> _Brief_: I'd like the entries reproduced exactly, with all pictures omitted.

> _Page segmentation data_:

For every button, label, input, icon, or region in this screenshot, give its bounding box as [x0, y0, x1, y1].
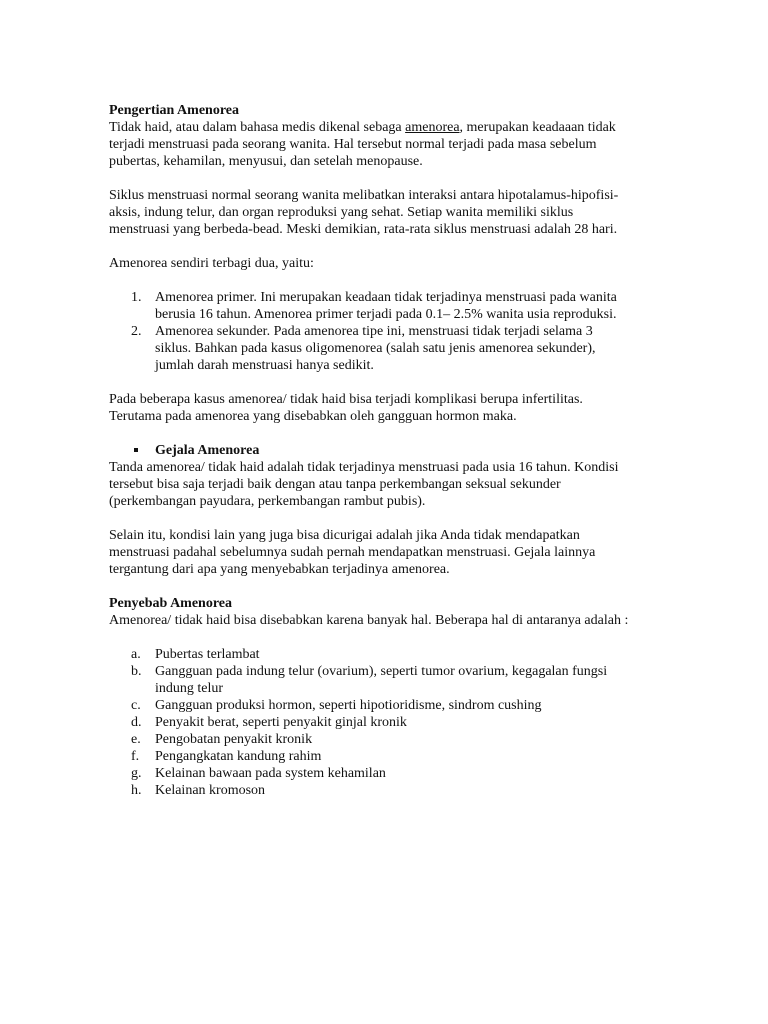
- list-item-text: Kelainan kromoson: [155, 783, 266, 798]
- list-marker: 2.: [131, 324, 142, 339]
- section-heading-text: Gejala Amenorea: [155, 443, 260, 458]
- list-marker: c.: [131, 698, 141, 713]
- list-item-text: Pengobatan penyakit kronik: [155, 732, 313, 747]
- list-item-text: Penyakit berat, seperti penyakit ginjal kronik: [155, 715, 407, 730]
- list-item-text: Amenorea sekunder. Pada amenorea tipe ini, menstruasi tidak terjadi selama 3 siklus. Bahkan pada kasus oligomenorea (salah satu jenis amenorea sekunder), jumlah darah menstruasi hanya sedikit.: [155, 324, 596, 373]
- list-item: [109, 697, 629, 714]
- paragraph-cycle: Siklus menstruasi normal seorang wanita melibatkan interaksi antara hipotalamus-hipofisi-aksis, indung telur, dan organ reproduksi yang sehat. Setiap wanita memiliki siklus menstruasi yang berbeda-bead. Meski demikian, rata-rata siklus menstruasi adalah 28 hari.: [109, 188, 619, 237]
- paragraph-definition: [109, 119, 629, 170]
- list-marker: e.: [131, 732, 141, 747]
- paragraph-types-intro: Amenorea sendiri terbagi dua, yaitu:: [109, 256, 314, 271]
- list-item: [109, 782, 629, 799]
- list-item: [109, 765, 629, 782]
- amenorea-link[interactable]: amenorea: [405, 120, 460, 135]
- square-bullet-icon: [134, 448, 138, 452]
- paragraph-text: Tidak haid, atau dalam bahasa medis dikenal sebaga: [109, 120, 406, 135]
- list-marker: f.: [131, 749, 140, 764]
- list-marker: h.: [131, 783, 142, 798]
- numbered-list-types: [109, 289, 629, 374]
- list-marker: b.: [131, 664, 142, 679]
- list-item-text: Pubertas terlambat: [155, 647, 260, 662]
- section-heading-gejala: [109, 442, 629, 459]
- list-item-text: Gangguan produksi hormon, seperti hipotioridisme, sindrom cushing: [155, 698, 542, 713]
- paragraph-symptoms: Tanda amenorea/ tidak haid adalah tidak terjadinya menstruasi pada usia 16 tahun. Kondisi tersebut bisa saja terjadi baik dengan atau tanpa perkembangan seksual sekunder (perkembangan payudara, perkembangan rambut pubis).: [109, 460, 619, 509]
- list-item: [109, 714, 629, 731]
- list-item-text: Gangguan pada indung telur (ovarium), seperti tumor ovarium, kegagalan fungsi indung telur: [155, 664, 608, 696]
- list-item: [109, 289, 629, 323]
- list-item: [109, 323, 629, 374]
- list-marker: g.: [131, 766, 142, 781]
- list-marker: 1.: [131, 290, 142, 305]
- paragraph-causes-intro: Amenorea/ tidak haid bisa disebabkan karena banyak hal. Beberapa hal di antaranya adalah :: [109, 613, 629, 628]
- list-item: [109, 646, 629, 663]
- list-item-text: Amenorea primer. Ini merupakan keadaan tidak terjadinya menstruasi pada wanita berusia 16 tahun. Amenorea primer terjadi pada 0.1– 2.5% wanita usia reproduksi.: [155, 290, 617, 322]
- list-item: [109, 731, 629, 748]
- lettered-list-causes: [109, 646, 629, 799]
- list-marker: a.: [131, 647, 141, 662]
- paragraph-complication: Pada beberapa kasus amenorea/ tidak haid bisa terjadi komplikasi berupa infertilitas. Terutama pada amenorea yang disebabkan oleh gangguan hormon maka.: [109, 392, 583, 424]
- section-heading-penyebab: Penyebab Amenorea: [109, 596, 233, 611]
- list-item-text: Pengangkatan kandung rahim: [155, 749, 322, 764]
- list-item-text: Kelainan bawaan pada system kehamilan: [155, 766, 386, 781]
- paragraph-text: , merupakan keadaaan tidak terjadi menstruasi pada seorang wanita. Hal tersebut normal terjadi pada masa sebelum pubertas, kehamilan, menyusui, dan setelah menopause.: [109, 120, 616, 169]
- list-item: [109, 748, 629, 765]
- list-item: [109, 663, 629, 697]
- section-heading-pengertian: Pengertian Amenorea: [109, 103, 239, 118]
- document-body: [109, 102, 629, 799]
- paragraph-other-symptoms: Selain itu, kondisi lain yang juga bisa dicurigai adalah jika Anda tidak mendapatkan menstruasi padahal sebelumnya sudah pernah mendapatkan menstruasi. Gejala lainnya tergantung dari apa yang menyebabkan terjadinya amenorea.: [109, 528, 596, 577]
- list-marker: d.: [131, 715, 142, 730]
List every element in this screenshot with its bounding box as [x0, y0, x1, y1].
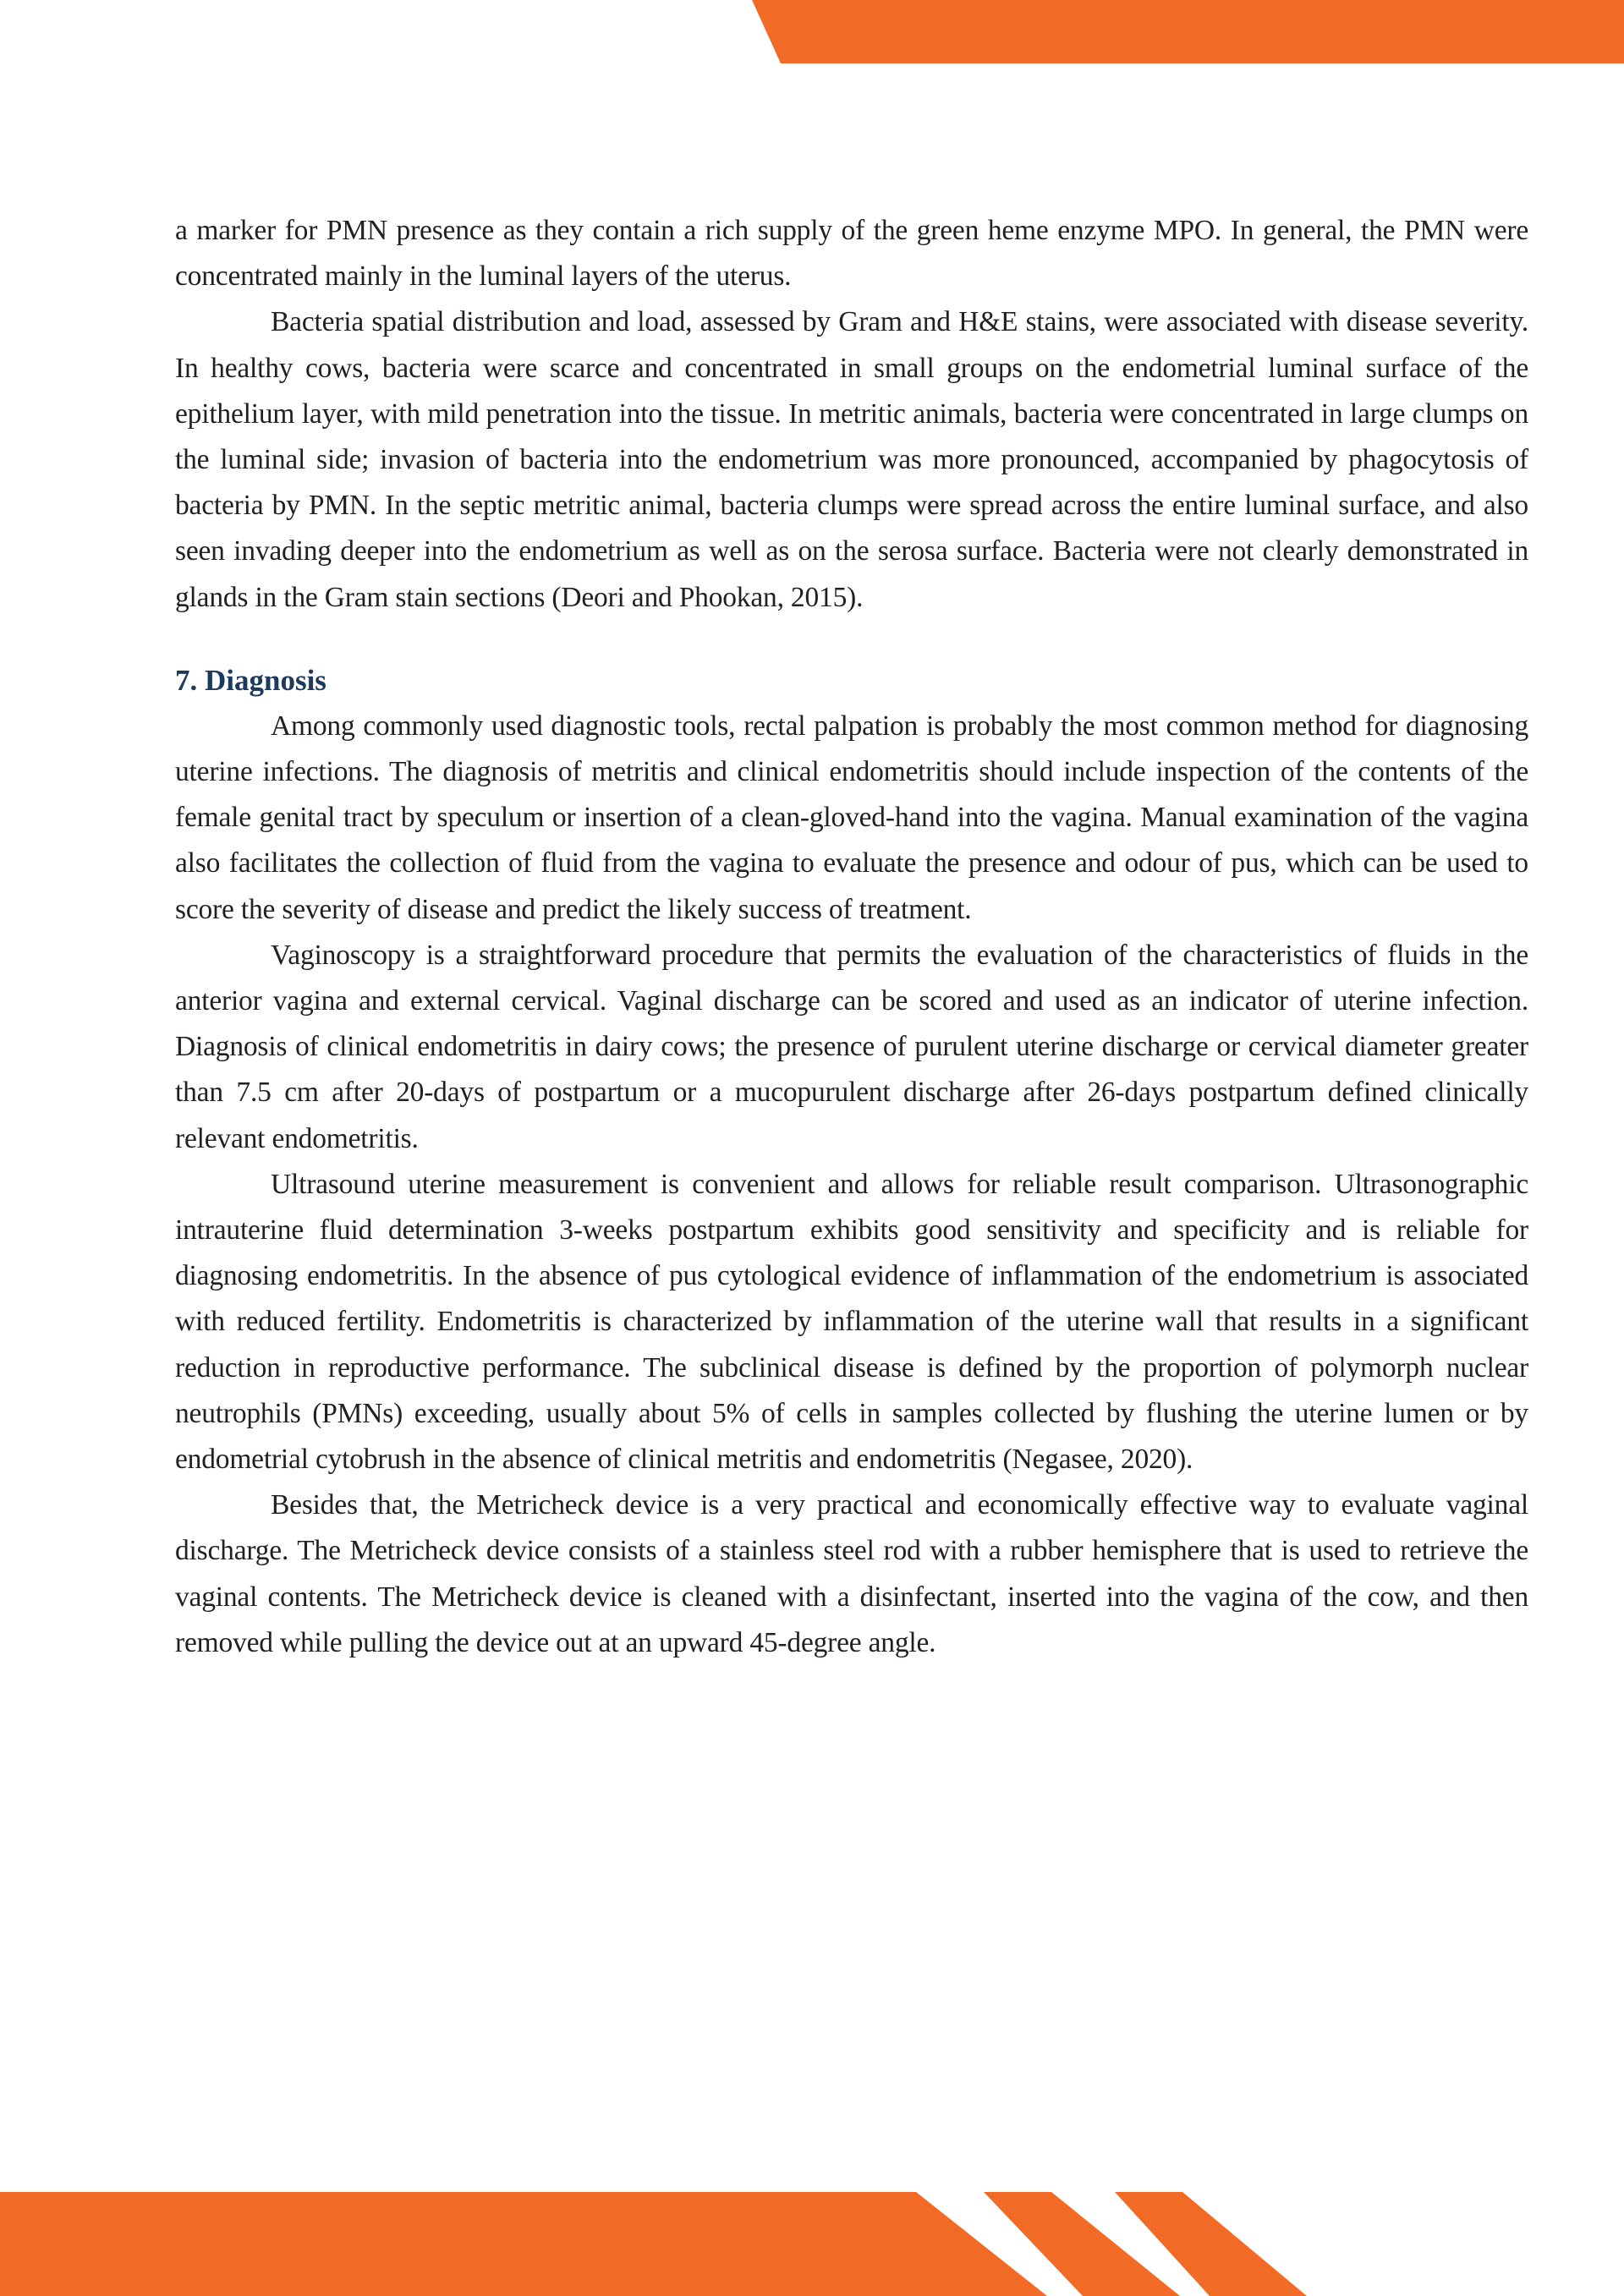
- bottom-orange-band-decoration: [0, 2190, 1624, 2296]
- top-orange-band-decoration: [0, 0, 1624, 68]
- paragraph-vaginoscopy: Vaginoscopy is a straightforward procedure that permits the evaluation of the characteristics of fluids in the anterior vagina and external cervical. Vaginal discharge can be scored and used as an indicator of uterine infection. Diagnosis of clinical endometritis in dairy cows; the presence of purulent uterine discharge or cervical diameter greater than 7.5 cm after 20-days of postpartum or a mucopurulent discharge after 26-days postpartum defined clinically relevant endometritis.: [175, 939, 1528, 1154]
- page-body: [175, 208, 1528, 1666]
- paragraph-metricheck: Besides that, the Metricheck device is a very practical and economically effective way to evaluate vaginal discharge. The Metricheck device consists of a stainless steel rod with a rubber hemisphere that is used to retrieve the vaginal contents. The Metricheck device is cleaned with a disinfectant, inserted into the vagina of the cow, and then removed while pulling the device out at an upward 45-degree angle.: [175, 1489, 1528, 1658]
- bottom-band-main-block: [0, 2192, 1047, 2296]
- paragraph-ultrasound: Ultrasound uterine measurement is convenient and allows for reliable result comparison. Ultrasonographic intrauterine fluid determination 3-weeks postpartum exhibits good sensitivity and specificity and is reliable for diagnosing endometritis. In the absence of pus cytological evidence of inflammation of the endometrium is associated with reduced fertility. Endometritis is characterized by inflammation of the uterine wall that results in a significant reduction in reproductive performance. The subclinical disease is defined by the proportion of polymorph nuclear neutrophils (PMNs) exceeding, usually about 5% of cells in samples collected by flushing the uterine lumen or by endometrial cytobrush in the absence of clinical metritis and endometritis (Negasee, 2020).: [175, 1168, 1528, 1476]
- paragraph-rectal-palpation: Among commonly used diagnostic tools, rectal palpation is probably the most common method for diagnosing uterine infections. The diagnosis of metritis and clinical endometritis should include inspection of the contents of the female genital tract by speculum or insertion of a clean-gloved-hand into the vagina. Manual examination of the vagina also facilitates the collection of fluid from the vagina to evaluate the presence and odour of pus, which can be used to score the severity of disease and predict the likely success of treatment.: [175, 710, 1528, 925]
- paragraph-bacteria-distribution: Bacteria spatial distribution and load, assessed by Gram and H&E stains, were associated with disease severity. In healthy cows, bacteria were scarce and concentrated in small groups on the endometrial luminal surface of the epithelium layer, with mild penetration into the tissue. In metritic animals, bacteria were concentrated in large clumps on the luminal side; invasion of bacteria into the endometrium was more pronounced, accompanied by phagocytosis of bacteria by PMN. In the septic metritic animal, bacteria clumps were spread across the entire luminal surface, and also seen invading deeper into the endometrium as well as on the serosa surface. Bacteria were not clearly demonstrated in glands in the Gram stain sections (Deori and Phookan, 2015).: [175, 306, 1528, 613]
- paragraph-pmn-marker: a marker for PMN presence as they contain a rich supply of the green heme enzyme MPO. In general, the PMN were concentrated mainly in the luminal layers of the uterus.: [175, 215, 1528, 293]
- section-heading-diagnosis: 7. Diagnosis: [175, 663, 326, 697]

> _Solution for this exercise_:
For every button, label, input, icon, or region in this screenshot, give its bounding box as [x0, y0, x1, y1].
- list-item-text: Kelainan kromoson: [155, 783, 266, 798]
- list-marker: 2.: [131, 324, 142, 339]
- section-heading-text: Gejala Amenorea: [155, 443, 260, 458]
- list-marker: c.: [131, 698, 141, 713]
- list-item-text: Pengobatan penyakit kronik: [155, 732, 313, 747]
- list-item-text: Penyakit berat, seperti penyakit ginjal kronik: [155, 715, 407, 730]
- list-item-text: Amenorea sekunder. Pada amenorea tipe ini, menstruasi tidak terjadi selama 3 siklus. Bahkan pada kasus oligomenorea (salah satu jenis amenorea sekunder), jumlah darah menstruasi hanya sedikit.: [155, 324, 596, 373]
- list-item: [109, 697, 629, 714]
- paragraph-cycle: Siklus menstruasi normal seorang wanita melibatkan interaksi antara hipotalamus-hipofisi-aksis, indung telur, dan organ reproduksi yang sehat. Setiap wanita memiliki siklus menstruasi yang berbeda-bead. Meski demikian, rata-rata siklus menstruasi adalah 28 hari.: [109, 188, 619, 237]
- paragraph-definition: [109, 119, 629, 170]
- list-marker: e.: [131, 732, 141, 747]
- paragraph-types-intro: Amenorea sendiri terbagi dua, yaitu:: [109, 256, 314, 271]
- list-item: [109, 782, 629, 799]
- list-item: [109, 765, 629, 782]
- amenorea-link[interactable]: amenorea: [405, 120, 460, 135]
- square-bullet-icon: [134, 448, 138, 452]
- paragraph-text: Tidak haid, atau dalam bahasa medis dikenal sebaga: [109, 120, 406, 135]
- list-marker: f.: [131, 749, 140, 764]
- list-marker: h.: [131, 783, 142, 798]
- numbered-list-types: [109, 289, 629, 374]
- list-marker: b.: [131, 664, 142, 679]
- list-item-text: Pubertas terlambat: [155, 647, 260, 662]
- section-heading-gejala: [109, 442, 629, 459]
- list-item-text: Gangguan produksi hormon, seperti hipotioridisme, sindrom cushing: [155, 698, 542, 713]
- paragraph-symptoms: Tanda amenorea/ tidak haid adalah tidak terjadinya menstruasi pada usia 16 tahun. Kondisi tersebut bisa saja terjadi baik dengan atau tanpa perkembangan seksual sekunder (perkembangan payudara, perkembangan rambut pubis).: [109, 460, 619, 509]
- list-item: [109, 714, 629, 731]
- list-item-text: Gangguan pada indung telur (ovarium), seperti tumor ovarium, kegagalan fungsi indung telur: [155, 664, 608, 696]
- list-item: [109, 289, 629, 323]
- list-item: [109, 323, 629, 374]
- list-marker: g.: [131, 766, 142, 781]
- list-marker: 1.: [131, 290, 142, 305]
- paragraph-causes-intro: Amenorea/ tidak haid bisa disebabkan karena banyak hal. Beberapa hal di antaranya adalah :: [109, 613, 629, 628]
- list-item: [109, 646, 629, 663]
- list-item-text: Amenorea primer. Ini merupakan keadaan tidak terjadinya menstruasi pada wanita berusia 16 tahun. Amenorea primer terjadi pada 0.1– 2.5% wanita usia reproduksi.: [155, 290, 617, 322]
- list-item: [109, 731, 629, 748]
- lettered-list-causes: [109, 646, 629, 799]
- list-marker: a.: [131, 647, 141, 662]
- paragraph-complication: Pada beberapa kasus amenorea/ tidak haid bisa terjadi komplikasi berupa infertilitas. Terutama pada amenorea yang disebabkan oleh gangguan hormon maka.: [109, 392, 583, 424]
- section-heading-penyebab: Penyebab Amenorea: [109, 596, 233, 611]
- list-item-text: Pengangkatan kandung rahim: [155, 749, 322, 764]
- list-item-text: Kelainan bawaan pada system kehamilan: [155, 766, 386, 781]
- paragraph-text: , merupakan keadaaan tidak terjadi menstruasi pada seorang wanita. Hal tersebut normal terjadi pada masa sebelum pubertas, kehamilan, menyusui, dan setelah menopause.: [109, 120, 616, 169]
- list-item: [109, 748, 629, 765]
- list-item: [109, 663, 629, 697]
- section-heading-pengertian: Pengertian Amenorea: [109, 103, 239, 118]
- document-body: [109, 102, 629, 799]
- paragraph-other-symptoms: Selain itu, kondisi lain yang juga bisa dicurigai adalah jika Anda tidak mendapatkan menstruasi padahal sebelumnya sudah pernah mendapatkan menstruasi. Gejala lainnya tergantung dari apa yang menyebabkan terjadinya amenorea.: [109, 528, 596, 577]
- list-marker: d.: [131, 715, 142, 730]
List every element in this screenshot with its bounding box as [x0, y0, x1, y1].
- bottom-orange-band-decoration: [0, 2190, 1624, 2296]
- top-orange-band-decoration: [0, 0, 1624, 68]
- paragraph-vaginoscopy: Vaginoscopy is a straightforward procedure that permits the evaluation of the characteristics of fluids in the anterior vagina and external cervical. Vaginal discharge can be scored and used as an indicator of uterine infection. Diagnosis of clinical endometritis in dairy cows; the presence of purulent uterine discharge or cervical diameter greater than 7.5 cm after 20-days of postpartum or a mucopurulent discharge after 26-days postpartum defined clinically relevant endometritis.: [175, 939, 1528, 1154]
- page-body: [175, 208, 1528, 1666]
- paragraph-metricheck: Besides that, the Metricheck device is a very practical and economically effective way to evaluate vaginal discharge. The Metricheck device consists of a stainless steel rod with a rubber hemisphere that is used to retrieve the vaginal contents. The Metricheck device is cleaned with a disinfectant, inserted into the vagina of the cow, and then removed while pulling the device out at an upward 45-degree angle.: [175, 1489, 1528, 1658]
- bottom-band-main-block: [0, 2192, 1047, 2296]
- paragraph-ultrasound: Ultrasound uterine measurement is convenient and allows for reliable result comparison. Ultrasonographic intrauterine fluid determination 3-weeks postpartum exhibits good sensitivity and specificity and is reliable for diagnosing endometritis. In the absence of pus cytological evidence of inflammation of the endometrium is associated with reduced fertility. Endometritis is characterized by inflammation of the uterine wall that results in a significant reduction in reproductive performance. The subclinical disease is defined by the proportion of polymorph nuclear neutrophils (PMNs) exceeding, usually about 5% of cells in samples collected by flushing the uterine lumen or by endometrial cytobrush in the absence of clinical metritis and endometritis (Negasee, 2020).: [175, 1168, 1528, 1476]
- paragraph-rectal-palpation: Among commonly used diagnostic tools, rectal palpation is probably the most common method for diagnosing uterine infections. The diagnosis of metritis and clinical endometritis should include inspection of the contents of the female genital tract by speculum or insertion of a clean-gloved-hand into the vagina. Manual examination of the vagina also facilitates the collection of fluid from the vagina to evaluate the presence and odour of pus, which can be used to score the severity of disease and predict the likely success of treatment.: [175, 710, 1528, 925]
- paragraph-bacteria-distribution: Bacteria spatial distribution and load, assessed by Gram and H&E stains, were associated with disease severity. In healthy cows, bacteria were scarce and concentrated in small groups on the endometrial luminal surface of the epithelium layer, with mild penetration into the tissue. In metritic animals, bacteria were concentrated in large clumps on the luminal side; invasion of bacteria into the endometrium was more pronounced, accompanied by phagocytosis of bacteria by PMN. In the septic metritic animal, bacteria clumps were spread across the entire luminal surface, and also seen invading deeper into the endometrium as well as on the serosa surface. Bacteria were not clearly demonstrated in glands in the Gram stain sections (Deori and Phookan, 2015).: [175, 306, 1528, 613]
- paragraph-pmn-marker: a marker for PMN presence as they contain a rich supply of the green heme enzyme MPO. In general, the PMN were concentrated mainly in the luminal layers of the uterus.: [175, 215, 1528, 293]
- section-heading-diagnosis: 7. Diagnosis: [175, 663, 326, 697]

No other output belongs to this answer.